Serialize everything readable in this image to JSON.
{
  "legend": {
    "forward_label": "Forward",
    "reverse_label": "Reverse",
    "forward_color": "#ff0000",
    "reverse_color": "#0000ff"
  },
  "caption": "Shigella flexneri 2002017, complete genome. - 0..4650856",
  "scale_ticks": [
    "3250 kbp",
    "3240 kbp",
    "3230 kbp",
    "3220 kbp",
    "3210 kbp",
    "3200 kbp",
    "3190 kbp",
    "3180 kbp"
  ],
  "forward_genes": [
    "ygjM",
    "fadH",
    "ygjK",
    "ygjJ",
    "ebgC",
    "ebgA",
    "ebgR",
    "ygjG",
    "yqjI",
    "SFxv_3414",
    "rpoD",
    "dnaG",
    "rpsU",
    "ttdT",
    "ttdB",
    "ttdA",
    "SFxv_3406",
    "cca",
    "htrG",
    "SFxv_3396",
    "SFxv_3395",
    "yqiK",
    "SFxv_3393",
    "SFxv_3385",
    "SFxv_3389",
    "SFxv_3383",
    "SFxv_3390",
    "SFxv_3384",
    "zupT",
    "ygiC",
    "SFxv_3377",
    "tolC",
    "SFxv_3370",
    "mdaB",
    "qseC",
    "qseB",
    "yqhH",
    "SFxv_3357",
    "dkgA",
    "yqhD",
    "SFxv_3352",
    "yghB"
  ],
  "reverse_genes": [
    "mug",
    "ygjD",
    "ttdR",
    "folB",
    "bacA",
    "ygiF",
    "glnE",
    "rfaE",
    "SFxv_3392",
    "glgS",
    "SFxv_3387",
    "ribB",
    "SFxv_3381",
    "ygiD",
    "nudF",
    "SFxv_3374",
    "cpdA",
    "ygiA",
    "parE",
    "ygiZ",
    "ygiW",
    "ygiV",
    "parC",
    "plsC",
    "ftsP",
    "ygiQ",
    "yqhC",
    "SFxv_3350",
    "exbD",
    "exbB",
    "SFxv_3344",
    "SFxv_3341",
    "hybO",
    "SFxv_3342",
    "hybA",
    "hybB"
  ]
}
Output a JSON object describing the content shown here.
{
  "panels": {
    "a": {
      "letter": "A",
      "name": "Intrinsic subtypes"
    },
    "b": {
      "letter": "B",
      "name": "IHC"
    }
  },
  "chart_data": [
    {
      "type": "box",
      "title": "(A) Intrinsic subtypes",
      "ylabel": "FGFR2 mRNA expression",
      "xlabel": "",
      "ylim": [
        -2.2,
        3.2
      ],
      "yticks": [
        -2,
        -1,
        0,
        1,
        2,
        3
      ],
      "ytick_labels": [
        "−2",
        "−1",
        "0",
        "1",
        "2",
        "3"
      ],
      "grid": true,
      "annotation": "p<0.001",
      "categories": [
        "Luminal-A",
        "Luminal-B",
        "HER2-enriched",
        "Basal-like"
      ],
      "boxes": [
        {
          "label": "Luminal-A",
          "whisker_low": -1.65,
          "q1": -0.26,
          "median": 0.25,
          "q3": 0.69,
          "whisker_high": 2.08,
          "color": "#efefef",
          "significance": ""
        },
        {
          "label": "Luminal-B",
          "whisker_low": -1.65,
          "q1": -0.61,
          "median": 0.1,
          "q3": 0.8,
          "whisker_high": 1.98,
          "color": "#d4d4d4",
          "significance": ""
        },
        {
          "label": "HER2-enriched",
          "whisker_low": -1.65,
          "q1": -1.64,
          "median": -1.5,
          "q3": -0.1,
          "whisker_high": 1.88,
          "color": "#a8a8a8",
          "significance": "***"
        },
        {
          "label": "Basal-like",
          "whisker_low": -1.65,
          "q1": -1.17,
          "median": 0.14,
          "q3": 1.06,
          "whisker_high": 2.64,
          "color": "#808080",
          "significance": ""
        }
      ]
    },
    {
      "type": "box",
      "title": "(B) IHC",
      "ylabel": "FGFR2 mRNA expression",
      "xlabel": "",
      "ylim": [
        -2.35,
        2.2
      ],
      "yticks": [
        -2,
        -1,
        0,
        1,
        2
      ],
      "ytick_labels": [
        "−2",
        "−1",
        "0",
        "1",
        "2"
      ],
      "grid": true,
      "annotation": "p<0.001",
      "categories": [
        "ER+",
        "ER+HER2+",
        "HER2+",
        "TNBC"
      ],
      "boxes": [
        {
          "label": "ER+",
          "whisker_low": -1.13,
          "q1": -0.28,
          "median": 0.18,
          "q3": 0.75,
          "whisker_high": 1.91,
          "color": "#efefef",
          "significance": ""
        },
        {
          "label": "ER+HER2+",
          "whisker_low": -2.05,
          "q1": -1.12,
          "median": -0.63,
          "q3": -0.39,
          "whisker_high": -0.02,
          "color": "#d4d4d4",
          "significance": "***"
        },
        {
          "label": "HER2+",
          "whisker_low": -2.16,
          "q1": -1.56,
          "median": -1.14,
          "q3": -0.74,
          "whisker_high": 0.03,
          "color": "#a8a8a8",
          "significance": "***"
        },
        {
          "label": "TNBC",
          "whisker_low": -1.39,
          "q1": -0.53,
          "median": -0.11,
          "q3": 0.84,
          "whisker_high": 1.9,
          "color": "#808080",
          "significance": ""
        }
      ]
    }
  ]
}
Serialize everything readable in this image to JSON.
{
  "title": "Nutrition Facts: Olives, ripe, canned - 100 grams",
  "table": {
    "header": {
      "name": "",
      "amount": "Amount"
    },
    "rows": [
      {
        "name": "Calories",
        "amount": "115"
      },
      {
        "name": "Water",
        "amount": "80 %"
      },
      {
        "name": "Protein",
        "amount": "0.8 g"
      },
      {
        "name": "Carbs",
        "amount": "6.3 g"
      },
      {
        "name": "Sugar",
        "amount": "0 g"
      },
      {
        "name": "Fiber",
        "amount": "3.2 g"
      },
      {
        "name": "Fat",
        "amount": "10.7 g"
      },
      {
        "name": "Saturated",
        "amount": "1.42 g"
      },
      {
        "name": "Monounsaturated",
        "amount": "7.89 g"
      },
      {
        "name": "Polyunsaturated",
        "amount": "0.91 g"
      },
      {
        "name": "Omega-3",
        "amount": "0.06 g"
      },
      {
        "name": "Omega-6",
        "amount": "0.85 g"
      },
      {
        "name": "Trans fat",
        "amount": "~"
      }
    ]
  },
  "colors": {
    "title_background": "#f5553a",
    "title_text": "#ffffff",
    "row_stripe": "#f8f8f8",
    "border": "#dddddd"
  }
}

- [WHAT YOU HAVE TO DO]:
The records above must be printed again in full, exactly as written.

- [RESULT OF THIS TASK]:
Serialize everything readable in this image to JSON.
{
  "legend": {
    "forward_label": "Forward",
    "reverse_label": "Reverse",
    "forward_color": "#ff0000",
    "reverse_color": "#0000ff"
  },
  "caption": "Shigella flexneri 2002017, complete genome. - 0..4650856",
  "scale_ticks": [
    "3250 kbp",
    "3240 kbp",
    "3230 kbp",
    "3220 kbp",
    "3210 kbp",
    "3200 kbp",
    "3190 kbp",
    "3180 kbp"
  ],
  "forward_genes": [
    "ygjM",
    "fadH",
    "ygjK",
    "ygjJ",
    "ebgC",
    "ebgA",
    "ebgR",
    "ygjG",
    "yqjI",
    "SFxv_3414",
    "rpoD",
    "dnaG",
    "rpsU",
    "ttdT",
    "ttdB",
    "ttdA",
    "SFxv_3406",
    "cca",
    "htrG",
    "SFxv_3396",
    "SFxv_3395",
    "yqiK",
    "SFxv_3393",
    "SFxv_3385",
    "SFxv_3389",
    "SFxv_3383",
    "SFxv_3390",
    "SFxv_3384",
    "zupT",
    "ygiC",
    "SFxv_3377",
    "tolC",
    "SFxv_3370",
    "mdaB",
    "qseC",
    "qseB",
    "yqhH",
    "SFxv_3357",
    "dkgA",
    "yqhD",
    "SFxv_3352",
    "yghB"
  ],
  "reverse_genes": [
    "mug",
    "ygjD",
    "ttdR",
    "folB",
    "bacA",
    "ygiF",
    "glnE",
    "rfaE",
    "SFxv_3392",
    "glgS",
    "SFxv_3387",
    "ribB",
    "SFxv_3381",
    "ygiD",
    "nudF",
    "SFxv_3374",
    "cpdA",
    "ygiA",
    "parE",
    "ygiZ",
    "ygiW",
    "ygiV",
    "parC",
    "plsC",
    "ftsP",
    "ygiQ",
    "yqhC",
    "SFxv_3350",
    "exbD",
    "exbB",
    "SFxv_3344",
    "SFxv_3341",
    "hybO",
    "SFxv_3342",
    "hybA",
    "hybB"
  ]
}
Output a JSON object describing the content shown here.
{
  "panels": {
    "a": {
      "letter": "A",
      "name": "Intrinsic subtypes"
    },
    "b": {
      "letter": "B",
      "name": "IHC"
    }
  },
  "chart_data": [
    {
      "type": "box",
      "title": "(A) Intrinsic subtypes",
      "ylabel": "FGFR2 mRNA expression",
      "xlabel": "",
      "ylim": [
        -2.2,
        3.2
      ],
      "yticks": [
        -2,
        -1,
        0,
        1,
        2,
        3
      ],
      "ytick_labels": [
        "−2",
        "−1",
        "0",
        "1",
        "2",
        "3"
      ],
      "grid": true,
      "annotation": "p<0.001",
      "categories": [
        "Luminal-A",
        "Luminal-B",
        "HER2-enriched",
        "Basal-like"
      ],
      "boxes": [
        {
          "label": "Luminal-A",
          "whisker_low": -1.65,
          "q1": -0.26,
          "median": 0.25,
          "q3": 0.69,
          "whisker_high": 2.08,
          "color": "#efefef",
          "significance": ""
        },
        {
          "label": "Luminal-B",
          "whisker_low": -1.65,
          "q1": -0.61,
          "median": 0.1,
          "q3": 0.8,
          "whisker_high": 1.98,
          "color": "#d4d4d4",
          "significance": ""
        },
        {
          "label": "HER2-enriched",
          "whisker_low": -1.65,
          "q1": -1.64,
          "median": -1.5,
          "q3": -0.1,
          "whisker_high": 1.88,
          "color": "#a8a8a8",
          "significance": "***"
        },
        {
          "label": "Basal-like",
          "whisker_low": -1.65,
          "q1": -1.17,
          "median": 0.14,
          "q3": 1.06,
          "whisker_high": 2.64,
          "color": "#808080",
          "significance": ""
        }
      ]
    },
    {
      "type": "box",
      "title": "(B) IHC",
      "ylabel": "FGFR2 mRNA expression",
      "xlabel": "",
      "ylim": [
        -2.35,
        2.2
      ],
      "yticks": [
        -2,
        -1,
        0,
        1,
        2
      ],
      "ytick_labels": [
        "−2",
        "−1",
        "0",
        "1",
        "2"
      ],
      "grid": true,
      "annotation": "p<0.001",
      "categories": [
        "ER+",
        "ER+HER2+",
        "HER2+",
        "TNBC"
      ],
      "boxes": [
        {
          "label": "ER+",
          "whisker_low": -1.13,
          "q1": -0.28,
          "median": 0.18,
          "q3": 0.75,
          "whisker_high": 1.91,
          "color": "#efefef",
          "significance": ""
        },
        {
          "label": "ER+HER2+",
          "whisker_low": -2.05,
          "q1": -1.12,
          "median": -0.63,
          "q3": -0.39,
          "whisker_high": -0.02,
          "color": "#d4d4d4",
          "significance": "***"
        },
        {
          "label": "HER2+",
          "whisker_low": -2.16,
          "q1": -1.56,
          "median": -1.14,
          "q3": -0.74,
          "whisker_high": 0.03,
          "color": "#a8a8a8",
          "significance": "***"
        },
        {
          "label": "TNBC",
          "whisker_low": -1.39,
          "q1": -0.53,
          "median": -0.11,
          "q3": 0.84,
          "whisker_high": 1.9,
          "color": "#808080",
          "significance": ""
        }
      ]
    }
  ]
}
Serialize everything readable in this image to JSON.
{
  "title": "Nutrition Facts: Olives, ripe, canned - 100 grams",
  "table": {
    "header": {
      "name": "",
      "amount": "Amount"
    },
    "rows": [
      {
        "name": "Calories",
        "amount": "115"
      },
      {
        "name": "Water",
        "amount": "80 %"
      },
      {
        "name": "Protein",
        "amount": "0.8 g"
      },
      {
        "name": "Carbs",
        "amount": "6.3 g"
      },
      {
        "name": "Sugar",
        "amount": "0 g"
      },
      {
        "name": "Fiber",
        "amount": "3.2 g"
      },
      {
        "name": "Fat",
        "amount": "10.7 g"
      },
      {
        "name": "Saturated",
        "amount": "1.42 g"
      },
      {
        "name": "Monounsaturated",
        "amount": "7.89 g"
      },
      {
        "name": "Polyunsaturated",
        "amount": "0.91 g"
      },
      {
        "name": "Omega-3",
        "amount": "0.06 g"
      },
      {
        "name": "Omega-6",
        "amount": "0.85 g"
      },
      {
        "name": "Trans fat",
        "amount": "~"
      }
    ]
  },
  "colors": {
    "title_background": "#f5553a",
    "title_text": "#ffffff",
    "row_stripe": "#f8f8f8",
    "border": "#dddddd"
  }
}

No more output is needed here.